▶ [Задание]: Перепишите дословно из приведенного ниже отрывка о российской цивилизационной идентичности всё от слов «Уже само различие» и вплоть до слов «тоже не вижу.».

Читаем Куда ведет кризис культуры? Опыт междисциплинарных диалогов полностью

Уже само различие этих проектов не позволяет, мне кажется, говорить о некоей российской цивилизационной идентичности. Ее обычно именуют православной, но ведь ни один из упомянутых мной проектов православным не был: «греческий проект» был светским, Священный союз строился на общехристианской основе, а коммунистический и вовсе был атеистическим. Так что я, повторяю, солидарен с Межуевым в том, что Россия — цивилизация не состоявшаяся. К этому могу добавить, что сегодня она склонна провозглашать себя особой цивилизацией, будучи неспособной выдвинуть даже какой-то собственный цивилизационный проект. Однако и в реанимируемой Вадимом Михайловичем «русской идее», претендующей на универсальность, никакого цивилизационного проектного содержания я тоже не вижу.

▶ [Фрагмент набора данных]:
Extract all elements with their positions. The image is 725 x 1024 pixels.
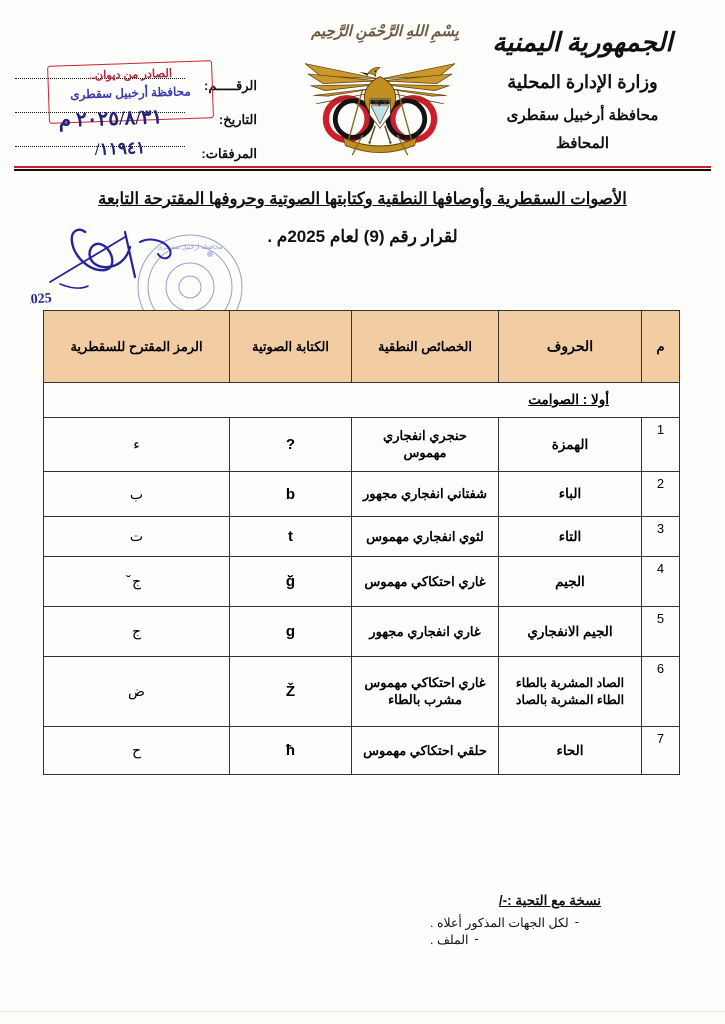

▶ [Решение задачи]:
Уже само различие этих проектов не позволяет, мне кажется, говорить о некоей российской цивилизационной идентичности. Ее обычно именуют православной, но ведь ни один из упомянутых мной проектов православным не был: «греческий проект» был светским, Священный союз строился на общехристианской основе, а коммунистический и вовсе был атеистическим. Так что я, повторяю, солидарен с Межуевым в том, что Россия — цивилизация не состоявшаяся. К этому могу добавить, что сегодня она склонна провозглашать себя особой цивилизацией, будучи неспособной выдвинуть даже какой-то собственный цивилизационный проект. Однако и в реанимируемой Вадимом Михайловичем «русской идее», претендующей на универсальность, никакого цивилизационного проектного содержания я тоже не вижу.